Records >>
====================
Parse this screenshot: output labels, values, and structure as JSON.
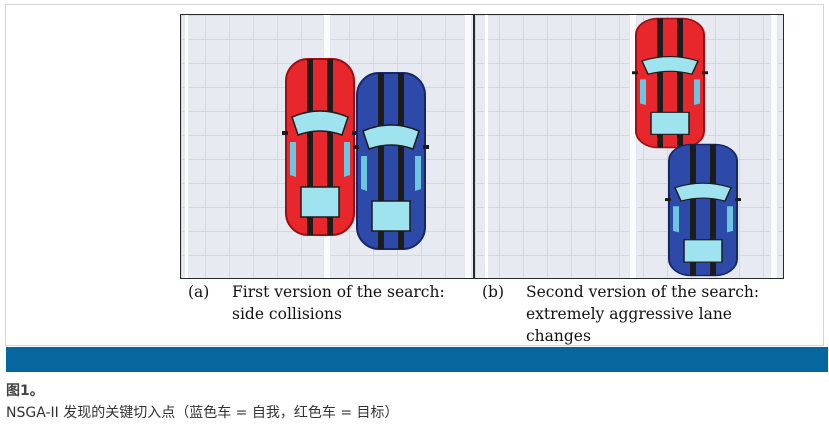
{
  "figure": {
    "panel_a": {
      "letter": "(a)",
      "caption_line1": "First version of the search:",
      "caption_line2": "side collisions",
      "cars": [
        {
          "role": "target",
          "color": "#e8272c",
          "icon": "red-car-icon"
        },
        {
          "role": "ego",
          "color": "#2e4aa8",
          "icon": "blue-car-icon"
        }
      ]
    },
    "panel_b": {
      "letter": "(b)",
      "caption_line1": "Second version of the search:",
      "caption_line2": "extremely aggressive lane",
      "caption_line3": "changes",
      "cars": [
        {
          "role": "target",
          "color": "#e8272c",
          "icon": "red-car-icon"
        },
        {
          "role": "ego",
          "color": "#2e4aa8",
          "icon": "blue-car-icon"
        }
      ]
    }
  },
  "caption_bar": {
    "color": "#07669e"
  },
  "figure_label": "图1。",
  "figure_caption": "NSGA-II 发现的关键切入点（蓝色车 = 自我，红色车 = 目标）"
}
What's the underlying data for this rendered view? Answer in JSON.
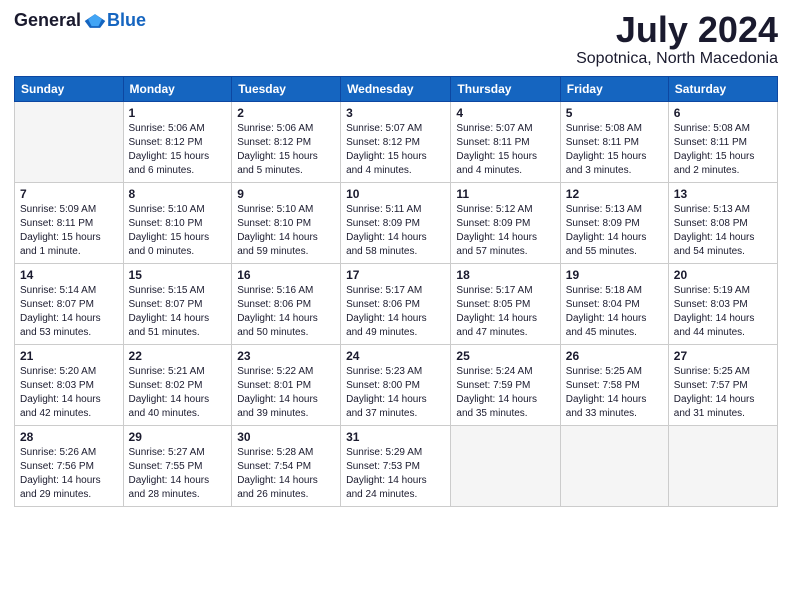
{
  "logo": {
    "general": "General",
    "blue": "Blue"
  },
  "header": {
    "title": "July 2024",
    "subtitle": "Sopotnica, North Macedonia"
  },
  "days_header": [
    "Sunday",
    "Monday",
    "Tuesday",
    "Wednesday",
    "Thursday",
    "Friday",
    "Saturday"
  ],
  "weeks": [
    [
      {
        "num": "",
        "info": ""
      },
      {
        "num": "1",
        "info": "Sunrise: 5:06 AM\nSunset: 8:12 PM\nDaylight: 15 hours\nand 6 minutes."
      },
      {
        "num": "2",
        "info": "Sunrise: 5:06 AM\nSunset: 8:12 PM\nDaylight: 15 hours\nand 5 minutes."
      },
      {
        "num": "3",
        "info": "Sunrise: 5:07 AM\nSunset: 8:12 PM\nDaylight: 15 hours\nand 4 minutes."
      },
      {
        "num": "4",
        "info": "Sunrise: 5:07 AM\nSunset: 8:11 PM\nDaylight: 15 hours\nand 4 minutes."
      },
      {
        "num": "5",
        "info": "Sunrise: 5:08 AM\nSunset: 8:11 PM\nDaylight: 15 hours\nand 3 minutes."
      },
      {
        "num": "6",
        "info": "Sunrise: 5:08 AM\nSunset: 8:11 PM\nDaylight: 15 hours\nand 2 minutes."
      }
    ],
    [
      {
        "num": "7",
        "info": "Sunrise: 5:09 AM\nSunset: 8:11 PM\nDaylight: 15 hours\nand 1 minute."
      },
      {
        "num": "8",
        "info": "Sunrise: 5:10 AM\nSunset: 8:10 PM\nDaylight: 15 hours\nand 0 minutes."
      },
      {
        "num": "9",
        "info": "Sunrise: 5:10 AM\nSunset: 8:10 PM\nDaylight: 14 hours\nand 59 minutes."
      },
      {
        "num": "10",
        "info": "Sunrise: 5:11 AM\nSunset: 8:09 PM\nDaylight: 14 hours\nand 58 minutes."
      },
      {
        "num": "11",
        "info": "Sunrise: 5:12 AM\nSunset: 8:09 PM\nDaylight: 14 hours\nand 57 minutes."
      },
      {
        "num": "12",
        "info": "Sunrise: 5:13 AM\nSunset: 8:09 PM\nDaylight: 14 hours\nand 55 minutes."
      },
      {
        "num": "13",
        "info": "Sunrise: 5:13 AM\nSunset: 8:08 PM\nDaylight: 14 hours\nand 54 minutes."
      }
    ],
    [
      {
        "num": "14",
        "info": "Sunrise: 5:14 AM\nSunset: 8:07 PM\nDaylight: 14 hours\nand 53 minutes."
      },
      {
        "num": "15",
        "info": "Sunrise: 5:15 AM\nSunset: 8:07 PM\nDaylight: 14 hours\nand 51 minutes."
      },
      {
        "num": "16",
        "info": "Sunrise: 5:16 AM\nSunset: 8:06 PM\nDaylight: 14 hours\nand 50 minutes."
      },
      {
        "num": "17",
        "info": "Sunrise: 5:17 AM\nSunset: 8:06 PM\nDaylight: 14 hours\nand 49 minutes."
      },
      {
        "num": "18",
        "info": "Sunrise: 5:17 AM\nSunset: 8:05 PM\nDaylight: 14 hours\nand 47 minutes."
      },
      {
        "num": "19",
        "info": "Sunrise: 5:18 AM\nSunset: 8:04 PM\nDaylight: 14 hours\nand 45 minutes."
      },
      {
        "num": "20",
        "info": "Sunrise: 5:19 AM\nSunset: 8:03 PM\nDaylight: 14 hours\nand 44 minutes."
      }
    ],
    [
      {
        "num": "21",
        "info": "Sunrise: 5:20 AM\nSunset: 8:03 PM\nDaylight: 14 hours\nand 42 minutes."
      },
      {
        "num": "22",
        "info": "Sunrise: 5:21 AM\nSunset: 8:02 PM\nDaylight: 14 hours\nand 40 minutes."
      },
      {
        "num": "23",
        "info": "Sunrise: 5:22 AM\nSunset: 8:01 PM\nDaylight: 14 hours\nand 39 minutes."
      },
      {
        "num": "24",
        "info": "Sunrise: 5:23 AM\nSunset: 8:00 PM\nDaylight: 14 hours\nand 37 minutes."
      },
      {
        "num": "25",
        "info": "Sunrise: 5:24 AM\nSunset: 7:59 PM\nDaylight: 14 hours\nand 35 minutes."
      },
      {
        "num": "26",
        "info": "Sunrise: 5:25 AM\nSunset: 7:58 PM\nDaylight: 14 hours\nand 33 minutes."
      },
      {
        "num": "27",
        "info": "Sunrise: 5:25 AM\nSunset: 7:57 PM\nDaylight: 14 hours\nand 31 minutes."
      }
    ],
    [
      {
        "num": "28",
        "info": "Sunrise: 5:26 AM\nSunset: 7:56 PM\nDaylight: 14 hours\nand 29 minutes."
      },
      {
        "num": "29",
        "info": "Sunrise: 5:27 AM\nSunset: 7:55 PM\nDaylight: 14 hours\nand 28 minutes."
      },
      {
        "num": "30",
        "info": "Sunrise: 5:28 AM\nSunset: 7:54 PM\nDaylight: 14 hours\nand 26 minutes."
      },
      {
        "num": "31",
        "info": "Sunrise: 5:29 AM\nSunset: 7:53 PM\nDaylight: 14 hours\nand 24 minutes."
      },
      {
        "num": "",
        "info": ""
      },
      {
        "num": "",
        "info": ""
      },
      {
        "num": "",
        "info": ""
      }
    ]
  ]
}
====================
Aim >>
List all lines where "version" occurs.

Answer for the task >>
      "caption_line1": "First version of the search:",
      "caption_line1": "Second version of the search:",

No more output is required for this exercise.